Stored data
-- BEGIN --
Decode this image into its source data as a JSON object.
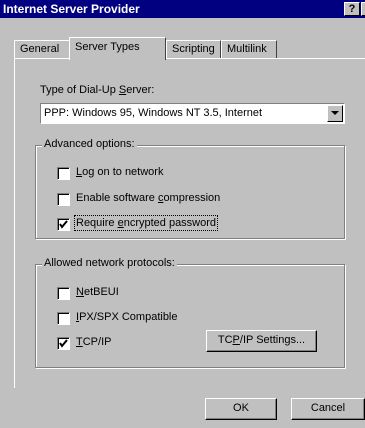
{
  "window": {
    "title": "Internet Server Provider",
    "help_btn": "?",
    "close_btn": "X"
  },
  "tabs": [
    {
      "label": "General",
      "active": false
    },
    {
      "label": "Server Types",
      "active": true
    },
    {
      "label": "Scripting",
      "active": false
    },
    {
      "label": "Multilink",
      "active": false
    }
  ],
  "dialup": {
    "label_pre": "Type of Dial-Up ",
    "label_key": "S",
    "label_post": "erver:",
    "selected": "PPP: Windows 95, Windows NT 3.5, Internet"
  },
  "advanced": {
    "title": "Advanced options:",
    "options": [
      {
        "pre": "",
        "key": "L",
        "post": "og on to network",
        "checked": false
      },
      {
        "pre": "Enable software ",
        "key": "c",
        "post": "ompression",
        "checked": false
      },
      {
        "pre": "Require ",
        "key": "e",
        "post": "ncrypted password",
        "checked": true
      }
    ]
  },
  "protocols": {
    "title": "Allowed network protocols:",
    "options": [
      {
        "pre": "",
        "key": "N",
        "post": "etBEUI",
        "checked": false
      },
      {
        "pre": "",
        "key": "I",
        "post": "PX/SPX Compatible",
        "checked": false
      },
      {
        "pre": "",
        "key": "T",
        "post": "CP/IP",
        "checked": true
      }
    ],
    "tcpip_settings_pre": "TC",
    "tcpip_settings_key": "P",
    "tcpip_settings_post": "/IP Settings..."
  },
  "buttons": {
    "ok": "OK",
    "cancel": "Cancel"
  }
}
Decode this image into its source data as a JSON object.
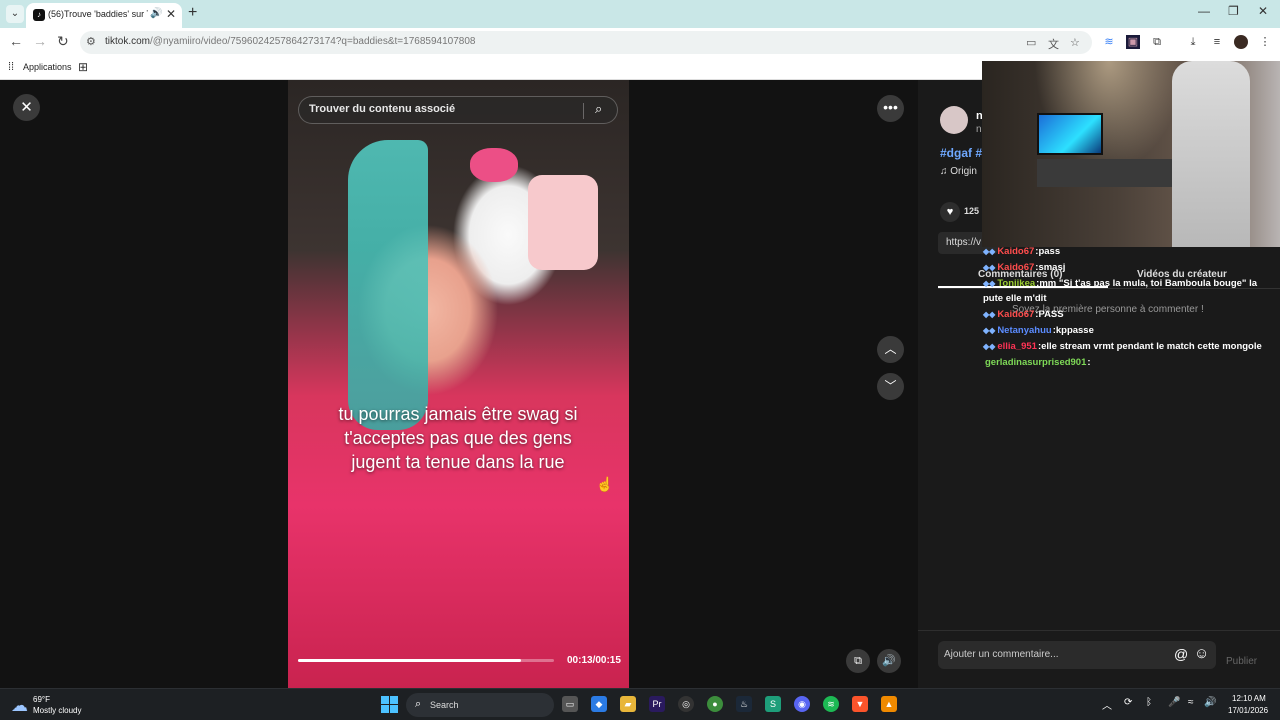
-- END --
GIVEN EXERCISE
Write out each line again precisely as it appears, skipping every picture.

WRITTEN RESPONSE
Decode this image into its source data as a JSON object.
{
  "window": {
    "title": "Internet Server Provider",
    "help_btn": "?",
    "close_btn": "X"
  },
  "tabs": [
    {
      "label": "General",
      "active": false
    },
    {
      "label": "Server Types",
      "active": true
    },
    {
      "label": "Scripting",
      "active": false
    },
    {
      "label": "Multilink",
      "active": false
    }
  ],
  "dialup": {
    "label_pre": "Type of Dial-Up ",
    "label_key": "S",
    "label_post": "erver:",
    "selected": "PPP: Windows 95, Windows NT 3.5, Internet"
  },
  "advanced": {
    "title": "Advanced options:",
    "options": [
      {
        "pre": "",
        "key": "L",
        "post": "og on to network",
        "checked": false
      },
      {
        "pre": "Enable software ",
        "key": "c",
        "post": "ompression",
        "checked": false
      },
      {
        "pre": "Require ",
        "key": "e",
        "post": "ncrypted password",
        "checked": true
      }
    ]
  },
  "protocols": {
    "title": "Allowed network protocols:",
    "options": [
      {
        "pre": "",
        "key": "N",
        "post": "etBEUI",
        "checked": false
      },
      {
        "pre": "",
        "key": "I",
        "post": "PX/SPX Compatible",
        "checked": false
      },
      {
        "pre": "",
        "key": "T",
        "post": "CP/IP",
        "checked": true
      }
    ],
    "tcpip_settings_pre": "TC",
    "tcpip_settings_key": "P",
    "tcpip_settings_post": "/IP Settings..."
  },
  "buttons": {
    "ok": "OK",
    "cancel": "Cancel"
  }
}
Decode this image into its source data as a JSON object.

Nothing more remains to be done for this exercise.